* Begin Rows *
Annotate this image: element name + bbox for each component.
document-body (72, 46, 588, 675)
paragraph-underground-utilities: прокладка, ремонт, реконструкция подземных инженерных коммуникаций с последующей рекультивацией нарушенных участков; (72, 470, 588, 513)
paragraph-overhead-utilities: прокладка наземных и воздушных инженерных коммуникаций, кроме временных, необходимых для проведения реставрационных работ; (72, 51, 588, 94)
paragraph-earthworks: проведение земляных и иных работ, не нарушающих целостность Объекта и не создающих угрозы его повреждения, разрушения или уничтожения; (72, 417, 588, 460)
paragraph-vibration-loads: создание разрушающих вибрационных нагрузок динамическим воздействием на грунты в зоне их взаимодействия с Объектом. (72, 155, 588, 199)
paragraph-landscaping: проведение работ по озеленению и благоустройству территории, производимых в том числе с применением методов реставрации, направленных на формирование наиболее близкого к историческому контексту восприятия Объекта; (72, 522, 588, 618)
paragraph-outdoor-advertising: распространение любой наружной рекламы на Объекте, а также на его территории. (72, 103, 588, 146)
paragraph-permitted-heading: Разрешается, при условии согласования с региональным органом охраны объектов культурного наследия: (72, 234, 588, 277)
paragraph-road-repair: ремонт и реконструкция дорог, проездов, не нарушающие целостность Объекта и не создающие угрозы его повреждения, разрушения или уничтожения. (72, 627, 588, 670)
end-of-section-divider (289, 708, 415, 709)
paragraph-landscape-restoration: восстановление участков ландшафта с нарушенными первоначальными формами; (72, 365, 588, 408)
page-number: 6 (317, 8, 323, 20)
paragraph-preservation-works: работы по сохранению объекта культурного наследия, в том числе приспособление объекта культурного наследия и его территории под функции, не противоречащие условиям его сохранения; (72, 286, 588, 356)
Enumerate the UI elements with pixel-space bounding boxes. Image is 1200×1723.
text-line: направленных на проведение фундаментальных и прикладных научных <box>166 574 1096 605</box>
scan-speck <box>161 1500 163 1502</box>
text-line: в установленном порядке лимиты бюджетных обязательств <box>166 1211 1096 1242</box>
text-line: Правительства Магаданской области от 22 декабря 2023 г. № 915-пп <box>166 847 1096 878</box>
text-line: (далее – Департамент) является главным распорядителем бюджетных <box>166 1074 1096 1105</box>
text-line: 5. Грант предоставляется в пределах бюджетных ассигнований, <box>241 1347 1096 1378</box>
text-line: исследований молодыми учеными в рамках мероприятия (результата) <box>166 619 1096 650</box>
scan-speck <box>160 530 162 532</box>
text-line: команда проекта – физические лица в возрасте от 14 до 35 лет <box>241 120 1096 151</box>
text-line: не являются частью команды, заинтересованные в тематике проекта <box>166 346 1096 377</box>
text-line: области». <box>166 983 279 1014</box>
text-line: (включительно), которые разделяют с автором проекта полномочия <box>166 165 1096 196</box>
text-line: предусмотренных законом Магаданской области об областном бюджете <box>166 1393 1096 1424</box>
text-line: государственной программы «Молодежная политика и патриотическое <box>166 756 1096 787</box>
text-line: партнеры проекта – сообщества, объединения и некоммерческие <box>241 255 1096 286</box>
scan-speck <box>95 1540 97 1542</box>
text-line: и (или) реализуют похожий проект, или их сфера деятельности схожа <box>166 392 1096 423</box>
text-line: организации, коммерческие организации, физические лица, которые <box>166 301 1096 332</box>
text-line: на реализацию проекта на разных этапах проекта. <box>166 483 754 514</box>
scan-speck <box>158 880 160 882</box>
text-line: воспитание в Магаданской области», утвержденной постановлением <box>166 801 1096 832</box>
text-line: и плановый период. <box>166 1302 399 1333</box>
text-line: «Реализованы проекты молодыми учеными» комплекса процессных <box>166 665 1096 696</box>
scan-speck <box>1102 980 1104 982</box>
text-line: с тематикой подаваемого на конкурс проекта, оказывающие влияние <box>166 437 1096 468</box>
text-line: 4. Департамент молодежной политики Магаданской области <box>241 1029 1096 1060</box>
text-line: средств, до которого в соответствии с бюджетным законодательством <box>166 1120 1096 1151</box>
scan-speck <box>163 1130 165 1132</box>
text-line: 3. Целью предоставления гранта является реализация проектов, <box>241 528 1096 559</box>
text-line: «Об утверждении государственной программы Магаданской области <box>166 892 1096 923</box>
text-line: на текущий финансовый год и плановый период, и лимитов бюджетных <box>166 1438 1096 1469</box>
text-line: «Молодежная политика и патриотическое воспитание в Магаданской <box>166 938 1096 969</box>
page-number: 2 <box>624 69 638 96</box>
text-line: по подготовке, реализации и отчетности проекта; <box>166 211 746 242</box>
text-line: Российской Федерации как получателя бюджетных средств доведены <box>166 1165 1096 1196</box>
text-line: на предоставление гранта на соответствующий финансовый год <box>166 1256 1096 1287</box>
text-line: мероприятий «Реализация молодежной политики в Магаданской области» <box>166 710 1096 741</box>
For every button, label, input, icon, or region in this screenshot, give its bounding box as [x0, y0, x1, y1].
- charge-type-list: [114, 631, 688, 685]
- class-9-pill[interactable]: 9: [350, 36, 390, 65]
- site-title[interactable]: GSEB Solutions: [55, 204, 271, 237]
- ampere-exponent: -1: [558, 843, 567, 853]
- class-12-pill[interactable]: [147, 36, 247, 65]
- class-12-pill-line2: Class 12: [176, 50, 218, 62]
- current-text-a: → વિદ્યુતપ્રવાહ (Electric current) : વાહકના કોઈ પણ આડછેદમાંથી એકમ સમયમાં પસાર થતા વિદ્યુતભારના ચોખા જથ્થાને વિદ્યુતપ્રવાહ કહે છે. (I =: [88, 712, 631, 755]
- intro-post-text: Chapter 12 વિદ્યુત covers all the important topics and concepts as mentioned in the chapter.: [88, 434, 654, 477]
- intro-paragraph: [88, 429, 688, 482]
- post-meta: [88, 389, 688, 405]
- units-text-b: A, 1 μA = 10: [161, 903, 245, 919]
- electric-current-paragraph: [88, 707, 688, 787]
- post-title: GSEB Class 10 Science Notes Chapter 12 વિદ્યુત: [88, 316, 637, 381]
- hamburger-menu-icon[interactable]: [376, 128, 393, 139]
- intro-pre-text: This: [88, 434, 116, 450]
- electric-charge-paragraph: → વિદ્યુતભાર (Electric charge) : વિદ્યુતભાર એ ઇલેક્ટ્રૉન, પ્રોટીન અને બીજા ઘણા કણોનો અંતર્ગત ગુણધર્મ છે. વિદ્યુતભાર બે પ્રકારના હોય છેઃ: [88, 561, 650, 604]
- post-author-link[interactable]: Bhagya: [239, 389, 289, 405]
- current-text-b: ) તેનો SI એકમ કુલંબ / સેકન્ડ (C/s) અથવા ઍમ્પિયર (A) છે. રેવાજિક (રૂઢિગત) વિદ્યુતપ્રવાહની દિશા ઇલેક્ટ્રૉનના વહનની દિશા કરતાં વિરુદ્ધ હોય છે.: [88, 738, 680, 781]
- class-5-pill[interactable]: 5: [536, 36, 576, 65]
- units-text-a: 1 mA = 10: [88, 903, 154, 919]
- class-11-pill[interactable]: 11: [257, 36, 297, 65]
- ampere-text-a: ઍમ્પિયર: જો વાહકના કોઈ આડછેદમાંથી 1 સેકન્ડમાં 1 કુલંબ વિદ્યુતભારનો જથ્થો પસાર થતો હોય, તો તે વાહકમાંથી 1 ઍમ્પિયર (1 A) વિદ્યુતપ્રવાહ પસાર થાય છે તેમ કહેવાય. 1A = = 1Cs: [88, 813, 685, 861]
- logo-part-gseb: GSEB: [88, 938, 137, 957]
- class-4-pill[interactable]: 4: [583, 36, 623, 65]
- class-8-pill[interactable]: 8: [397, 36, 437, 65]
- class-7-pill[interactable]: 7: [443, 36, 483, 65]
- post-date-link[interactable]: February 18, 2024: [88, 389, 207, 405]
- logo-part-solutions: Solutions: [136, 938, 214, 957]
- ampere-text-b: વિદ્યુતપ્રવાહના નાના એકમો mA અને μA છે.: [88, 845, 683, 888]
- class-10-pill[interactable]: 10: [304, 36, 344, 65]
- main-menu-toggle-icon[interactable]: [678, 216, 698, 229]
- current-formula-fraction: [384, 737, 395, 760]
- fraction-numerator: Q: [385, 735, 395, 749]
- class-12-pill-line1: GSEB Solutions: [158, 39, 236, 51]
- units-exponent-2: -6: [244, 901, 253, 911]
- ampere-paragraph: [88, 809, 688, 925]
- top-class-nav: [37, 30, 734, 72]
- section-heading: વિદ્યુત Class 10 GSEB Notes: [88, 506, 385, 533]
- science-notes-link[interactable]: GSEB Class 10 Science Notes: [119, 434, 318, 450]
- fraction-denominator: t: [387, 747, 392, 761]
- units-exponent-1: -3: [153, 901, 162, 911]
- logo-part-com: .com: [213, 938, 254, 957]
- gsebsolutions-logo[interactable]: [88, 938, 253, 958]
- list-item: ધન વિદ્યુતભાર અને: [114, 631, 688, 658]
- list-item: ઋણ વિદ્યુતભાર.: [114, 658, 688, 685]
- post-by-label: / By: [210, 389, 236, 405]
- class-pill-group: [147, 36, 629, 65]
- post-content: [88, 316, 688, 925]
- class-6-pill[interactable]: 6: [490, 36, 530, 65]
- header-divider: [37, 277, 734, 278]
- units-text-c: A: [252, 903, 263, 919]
* End Rows *
Work to do> Reproduce the records word for word, starting at their first line and ending at the line that contains "470, 588, 513)".

Solution to this exercise>
Annotate this image: element name + bbox for each component.
document-body (72, 46, 588, 675)
paragraph-underground-utilities: прокладка, ремонт, реконструкция подземных инженерных коммуникаций с последующей рекультивацией нарушенных участков; (72, 470, 588, 513)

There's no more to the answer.